((

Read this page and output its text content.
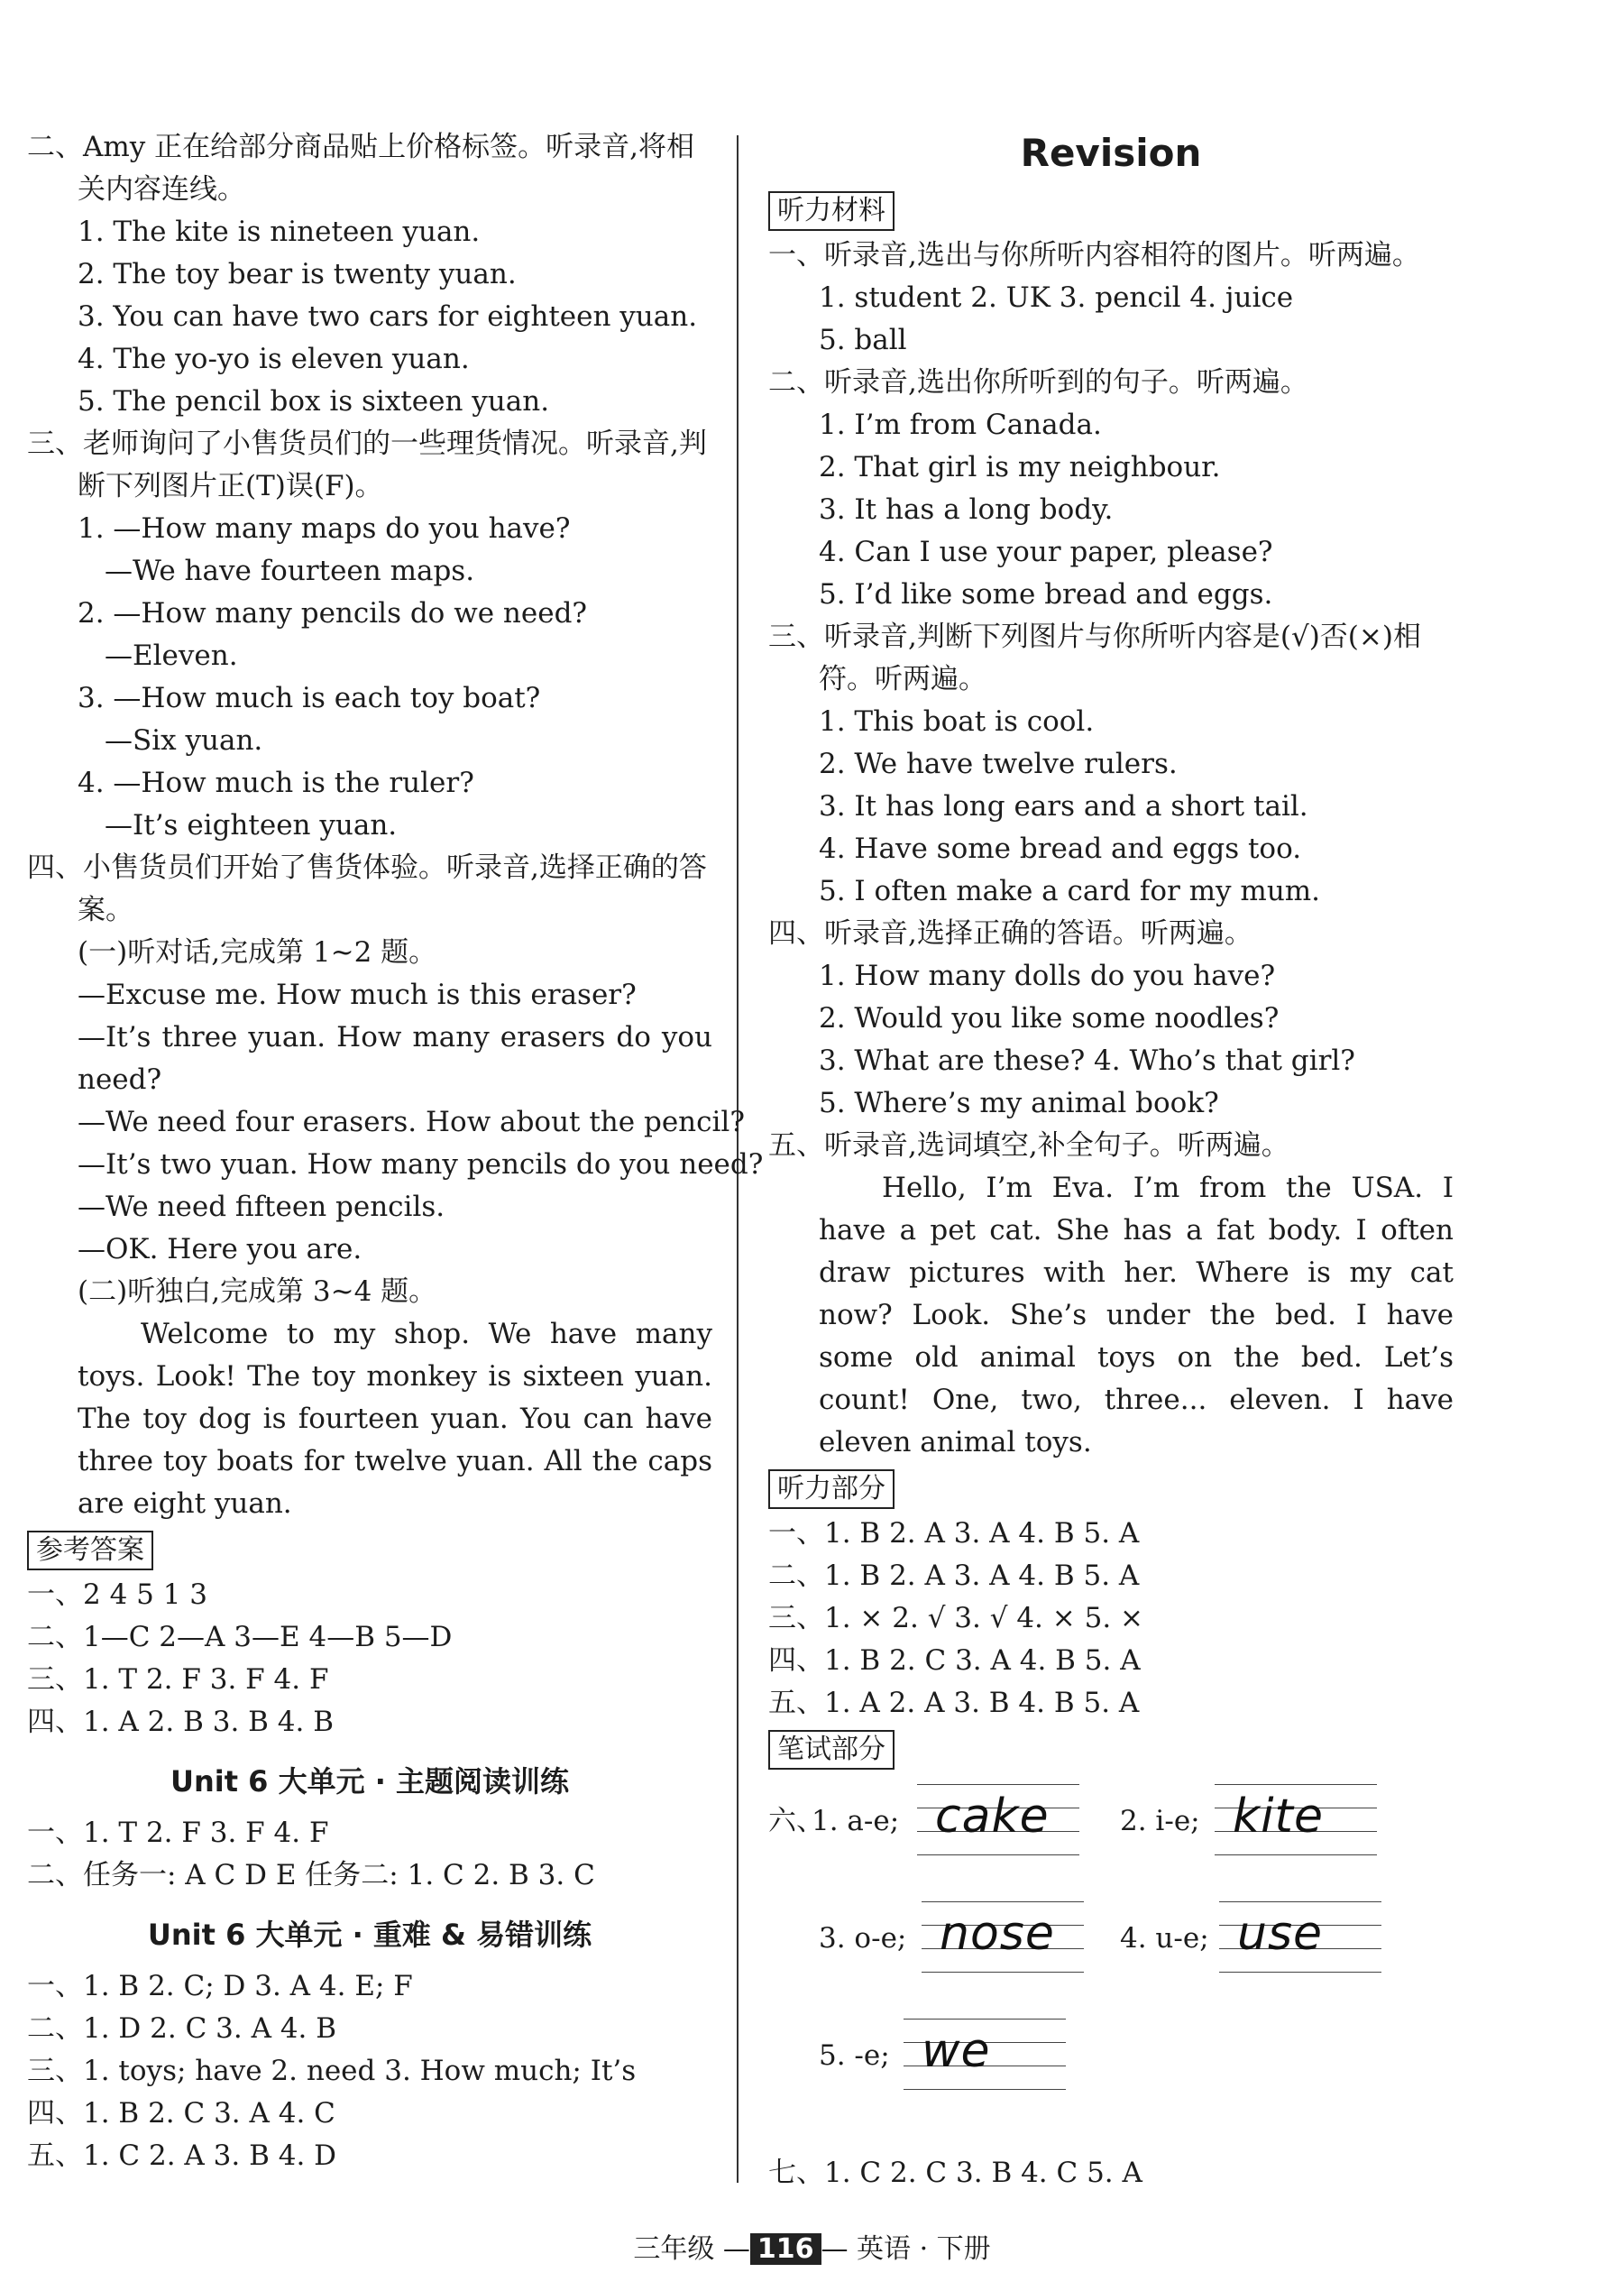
二、Amy 正在给部分商品贴上价格标签。听录音,将相关内容连线。
1. The kite is nineteen yuan.
2. The toy bear is twenty yuan.
3. You can have two cars for eighteen yuan.
4. The yo-yo is eleven yuan.
5. The pencil box is sixteen yuan.
三、老师询问了小售货员们的一些理货情况。听录音,判断下列图片正(T)误(F)。
1. —How many maps do you have?
—We have fourteen maps.
2. —How many pencils do we need?
—Eleven.
3. —How much is each toy boat?
—Six yuan.
4. —How much is the ruler?
—It’s eighteen yuan.
四、小售货员们开始了售货体验。听录音,选择正确的答案。
(一)听对话,完成第 1~2 题。
—Excuse me. How much is this eraser?
—It’s three yuan. How many erasers do you need?
—We need four erasers. How about the pencil?
—It’s two yuan. How many pencils do you need?
—We need fifteen pencils.
—OK. Here you are.
(二)听独白,完成第 3~4 题。
Welcome to my shop. We have many toys. Look! The toy monkey is sixteen yuan. The toy dog is fourteen yuan. You can have three toy boats for twelve yuan. All the caps are eight yuan.
参考答案
一、2 4 5 1 3
二、1—C 2—A 3—E 4—B 5—D
三、1. T 2. F 3. F 4. F
四、1. A 2. B 3. B 4. B
Unit 6 大单元 · 主题阅读训练
一、1. T 2. F 3. F 4. F
二、任务一: A C D E 任务二: 1. C 2. B 3. C
Unit 6 大单元 · 重难 & 易错训练
一、1. B 2. C; D 3. A 4. E; F
二、1. D 2. C 3. A 4. B
三、1. toys; have 2. need 3. How much; It’s
四、1. B 2. C 3. A 4. C
五、1. C 2. A 3. B 4. D
Revision
听力材料
一、听录音,选出与你所听内容相符的图片。听两遍。
1. student 2. UK 3. pencil 4. juice
5. ball
二、听录音,选出你所听到的句子。听两遍。
1. I’m from Canada.
2. That girl is my neighbour.
3. It has a long body.
4. Can I use your paper, please?
5. I’d like some bread and eggs.
三、听录音,判断下列图片与你所听内容是(√)否(×)相符。听两遍。
1. This boat is cool.
2. We have twelve rulers.
3. It has long ears and a short tail.
4. Have some bread and eggs too.
5. I often make a card for my mum.
四、听录音,选择正确的答语。听两遍。
1. How many dolls do you have?
2. Would you like some noodles?
3. What are these? 4. Who’s that girl?
5. Where’s my animal book?
五、听录音,选词填空,补全句子。听两遍。
Hello, I’m Eva. I’m from the USA. I have a pet cat. She has a fat body. I often draw pictures with her. Where is my cat now? Look. She’s under the bed. I have some old animal toys on the bed. Let’s count! One, two, three... eleven. I have eleven animal toys.
听力部分
一、1. B 2. A 3. A 4. B 5. A
二、1. B 2. A 3. A 4. B 5. A
三、1. × 2. √ 3. √ 4. × 5. ×
四、1. B 2. C 3. A 4. B 5. A
五、1. A 2. A 3. B 4. B 5. A
笔试部分
六、
1. a-e; cake	2. i-e; kite
3. o-e; nose 4. u-e; use
5. -e; we
七、1. C 2. C 3. B 4. C 5. A
三年级 — 116 — 英语 · 下册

))

▸ What needs to be done: Transcribe the material exactly, leaving every picture out.

▸ Correct output:
Read this page and output its text content.
二、Amy 正在给部分商品贴上价格标签。听录音,将相关内容连线。
1. The kite is nineteen yuan.
2. The toy bear is twenty yuan.
3. You can have two cars for eighteen yuan.
4. The yo-yo is eleven yuan.
5. The pencil box is sixteen yuan.
三、老师询问了小售货员们的一些理货情况。听录音,判断下列图片正(T)误(F)。
1. —How many maps do you have?
—We have fourteen maps.
2. —How many pencils do we need?
—Eleven.
3. —How much is each toy boat?
—Six yuan.
4. —How much is the ruler?
—It’s eighteen yuan.
四、小售货员们开始了售货体验。听录音,选择正确的答案。
(一)听对话,完成第 1~2 题。
—Excuse me. How much is this eraser?
—It’s three yuan. How many erasers do you need?
—We need four erasers. How about the pencil?
—It’s two yuan. How many pencils do you need?
—We need fifteen pencils.
—OK. Here you are.
(二)听独白,完成第 3~4 题。
Welcome to my shop. We have many toys. Look! The toy monkey is sixteen yuan. The toy dog is fourteen yuan. You can have three toy boats for twelve yuan. All the caps are eight yuan.
参考答案
一、2 4 5 1 3
二、1—C 2—A 3—E 4—B 5—D
三、1. T 2. F 3. F 4. F
四、1. A 2. B 3. B 4. B
Unit 6 大单元 · 主题阅读训练
一、1. T 2. F 3. F 4. F
二、任务一: A C D E 任务二: 1. C 2. B 3. C
Unit 6 大单元 · 重难 & 易错训练
一、1. B 2. C; D 3. A 4. E; F
二、1. D 2. C 3. A 4. B
三、1. toys; have 2. need 3. How much; It’s
四、1. B 2. C 3. A 4. C
五、1. C 2. A 3. B 4. D
Revision
听力材料
一、听录音,选出与你所听内容相符的图片。听两遍。
1. student 2. UK 3. pencil 4. juice
5. ball
二、听录音,选出你所听到的句子。听两遍。
1. I’m from Canada.
2. That girl is my neighbour.
3. It has a long body.
4. Can I use your paper, please?
5. I’d like some bread and eggs.
三、听录音,判断下列图片与你所听内容是(√)否(×)相符。听两遍。
1. This boat is cool.
2. We have twelve rulers.
3. It has long ears and a short tail.
4. Have some bread and eggs too.
5. I often make a card for my mum.
四、听录音,选择正确的答语。听两遍。
1. How many dolls do you have?
2. Would you like some noodles?
3. What are these? 4. Who’s that girl?
5. Where’s my animal book?
五、听录音,选词填空,补全句子。听两遍。
Hello, I’m Eva. I’m from the USA. I have a pet cat. She has a fat body. I often draw pictures with her. Where is my cat now? Look. She’s under the bed. I have some old animal toys on the bed. Let’s count! One, two, three... eleven. I have eleven animal toys.
听力部分
一、1. B 2. A 3. A 4. B 5. A
二、1. B 2. A 3. A 4. B 5. A
三、1. × 2. √ 3. √ 4. × 5. ×
四、1. B 2. C 3. A 4. B 5. A
五、1. A 2. A 3. B 4. B 5. A
笔试部分
六、
1. a-e; cake	2. i-e; kite
3. o-e; nose 4. u-e; use
5. -e; we
七、1. C 2. C 3. B 4. C 5. A
三年级 — 116 — 英语 · 下册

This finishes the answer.